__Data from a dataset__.
+ + + + +

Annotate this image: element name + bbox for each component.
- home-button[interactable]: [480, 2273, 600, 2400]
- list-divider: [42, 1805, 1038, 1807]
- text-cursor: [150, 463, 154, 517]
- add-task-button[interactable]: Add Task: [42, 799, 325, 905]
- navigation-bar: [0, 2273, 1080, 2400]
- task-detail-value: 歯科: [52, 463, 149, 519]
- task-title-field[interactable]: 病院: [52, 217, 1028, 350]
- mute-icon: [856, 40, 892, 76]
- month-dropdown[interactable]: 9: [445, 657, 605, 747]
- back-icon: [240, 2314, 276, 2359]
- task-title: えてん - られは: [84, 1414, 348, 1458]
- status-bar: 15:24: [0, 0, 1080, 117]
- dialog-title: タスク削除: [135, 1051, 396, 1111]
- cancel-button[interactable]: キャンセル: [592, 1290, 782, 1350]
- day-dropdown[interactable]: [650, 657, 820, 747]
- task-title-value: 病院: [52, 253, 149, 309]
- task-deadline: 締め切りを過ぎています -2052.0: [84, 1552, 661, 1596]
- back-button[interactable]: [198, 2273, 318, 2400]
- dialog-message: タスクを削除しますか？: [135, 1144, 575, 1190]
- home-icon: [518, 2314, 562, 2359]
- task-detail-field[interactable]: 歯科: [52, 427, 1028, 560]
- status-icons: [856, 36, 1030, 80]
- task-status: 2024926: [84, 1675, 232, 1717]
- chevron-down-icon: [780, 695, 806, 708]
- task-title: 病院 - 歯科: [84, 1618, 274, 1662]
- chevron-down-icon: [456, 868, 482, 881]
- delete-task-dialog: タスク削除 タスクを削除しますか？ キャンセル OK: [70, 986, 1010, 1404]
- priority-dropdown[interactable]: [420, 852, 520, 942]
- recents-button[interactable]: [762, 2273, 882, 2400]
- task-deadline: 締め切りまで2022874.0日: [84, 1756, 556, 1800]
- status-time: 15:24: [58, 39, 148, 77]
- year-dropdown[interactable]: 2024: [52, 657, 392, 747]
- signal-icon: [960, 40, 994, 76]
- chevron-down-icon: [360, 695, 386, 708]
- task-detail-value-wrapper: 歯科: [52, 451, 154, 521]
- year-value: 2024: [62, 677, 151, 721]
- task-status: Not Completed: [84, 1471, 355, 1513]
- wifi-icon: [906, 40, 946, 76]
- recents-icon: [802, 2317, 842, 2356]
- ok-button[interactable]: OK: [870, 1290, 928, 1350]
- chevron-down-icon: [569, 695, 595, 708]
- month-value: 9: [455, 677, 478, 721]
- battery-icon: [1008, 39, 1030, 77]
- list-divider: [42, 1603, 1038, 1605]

+ + + + +

__Given task__.
Turn every line of the data above into a numbered list, leaving out any blank lines.

__Task output__.
1. Annotate this image: element name + bbox for each component.
2. - home-button[interactable]: [480, 2273, 600, 2400]
3. - list-divider: [42, 1805, 1038, 1807]
4. - text-cursor: [150, 463, 154, 517]
5. - add-task-button[interactable]: Add Task: [42, 799, 325, 905]
6. - navigation-bar: [0, 2273, 1080, 2400]
7. - task-detail-value: 歯科: [52, 463, 149, 519]
8. - task-title-field[interactable]: 病院: [52, 217, 1028, 350]
9. - mute-icon: [856, 40, 892, 76]
10. - month-dropdown[interactable]: 9: [445, 657, 605, 747]
11. - back-icon: [240, 2314, 276, 2359]
12. - task-title: えてん - られは: [84, 1414, 348, 1458]
13. - status-bar: 15:24: [0, 0, 1080, 117]
14. - dialog-title: タスク削除: [135, 1051, 396, 1111]
15. - cancel-button[interactable]: キャンセル: [592, 1290, 782, 1350]
16. - day-dropdown[interactable]: [650, 657, 820, 747]
17. - task-title-value: 病院: [52, 253, 149, 309]
18. - task-deadline: 締め切りを過ぎています -2052.0: [84, 1552, 661, 1596]
19. - back-button[interactable]: [198, 2273, 318, 2400]
20. - dialog-message: タスクを削除しますか？: [135, 1144, 575, 1190]
21. - home-icon: [518, 2314, 562, 2359]
22. - task-detail-field[interactable]: 歯科: [52, 427, 1028, 560]
23. - status-icons: [856, 36, 1030, 80]
24. - task-status: 2024926: [84, 1675, 232, 1717]
25. - chevron-down-icon: [780, 695, 806, 708]
26. - task-title: 病院 - 歯科: [84, 1618, 274, 1662]
27. - chevron-down-icon: [456, 868, 482, 881]
28. - delete-task-dialog: タスク削除 タスクを削除しますか？ キャンセル OK: [70, 986, 1010, 1404]
29. - priority-dropdown[interactable]: [420, 852, 520, 942]
30. - recents-button[interactable]: [762, 2273, 882, 2400]
31. - task-deadline: 締め切りまで2022874.0日: [84, 1756, 556, 1800]
32. - status-time: 15:24: [58, 39, 148, 77]
33. - year-dropdown[interactable]: 2024: [52, 657, 392, 747]
34. - signal-icon: [960, 40, 994, 76]
35. - chevron-down-icon: [360, 695, 386, 708]
36. - task-detail-value-wrapper: 歯科: [52, 451, 154, 521]
37. - year-value: 2024: [62, 677, 151, 721]
38. - task-status: Not Completed: [84, 1471, 355, 1513]
39. - wifi-icon: [906, 40, 946, 76]
40. - recents-icon: [802, 2317, 842, 2356]
41. - ok-button[interactable]: OK: [870, 1290, 928, 1350]
42. - chevron-down-icon: [569, 695, 595, 708]
43. - month-value: 9: [455, 677, 478, 721]
44. - battery-icon: [1008, 39, 1030, 77]
45. - list-divider: [42, 1603, 1038, 1605]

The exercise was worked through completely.